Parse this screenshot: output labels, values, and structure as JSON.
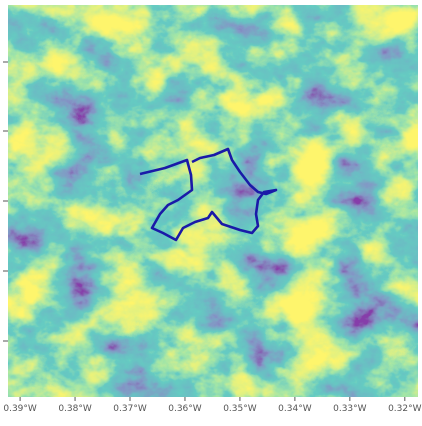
{
  "map": {
    "xlim": [
      -0.3922,
      -0.3176
    ],
    "xticks": [
      {
        "value": -0.39,
        "label": "0.39°W"
      },
      {
        "value": -0.38,
        "label": "0.38°W"
      },
      {
        "value": -0.37,
        "label": "0.37°W"
      },
      {
        "value": -0.36,
        "label": "0.36°W"
      },
      {
        "value": -0.35,
        "label": "0.35°W"
      },
      {
        "value": -0.34,
        "label": "0.34°W"
      },
      {
        "value": -0.33,
        "label": "0.33°W"
      },
      {
        "value": -0.32,
        "label": "0.32°W"
      }
    ]
  }
}
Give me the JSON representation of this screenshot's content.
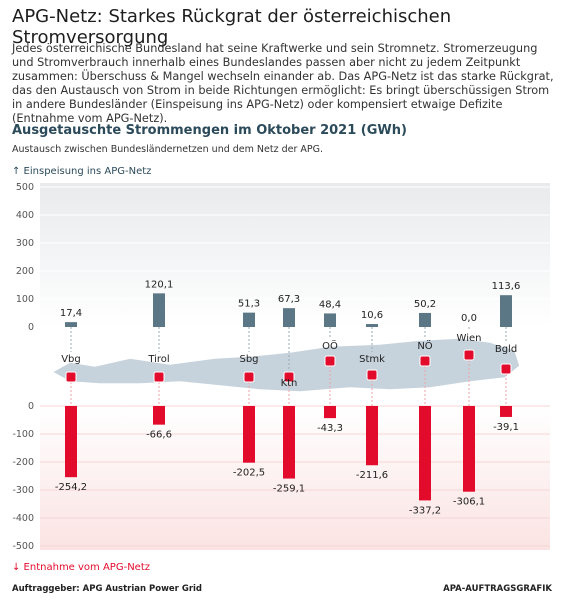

» PROBLEM
Repeat the data exactly in full, omitting its pictures.

» TASK RESPONSE
Parse this screenshot: output labels, values, and structure as JSON.
{
  "map": {
    "xlim": [
      -0.3922,
      -0.3176
    ],
    "xticks": [
      {
        "value": -0.39,
        "label": "0.39°W"
      },
      {
        "value": -0.38,
        "label": "0.38°W"
      },
      {
        "value": -0.37,
        "label": "0.37°W"
      },
      {
        "value": -0.36,
        "label": "0.36°W"
      },
      {
        "value": -0.35,
        "label": "0.35°W"
      },
      {
        "value": -0.34,
        "label": "0.34°W"
      },
      {
        "value": -0.33,
        "label": "0.33°W"
      },
      {
        "value": -0.32,
        "label": "0.32°W"
      }
    ]
  }
}
Give me the JSON representation of this screenshot's content.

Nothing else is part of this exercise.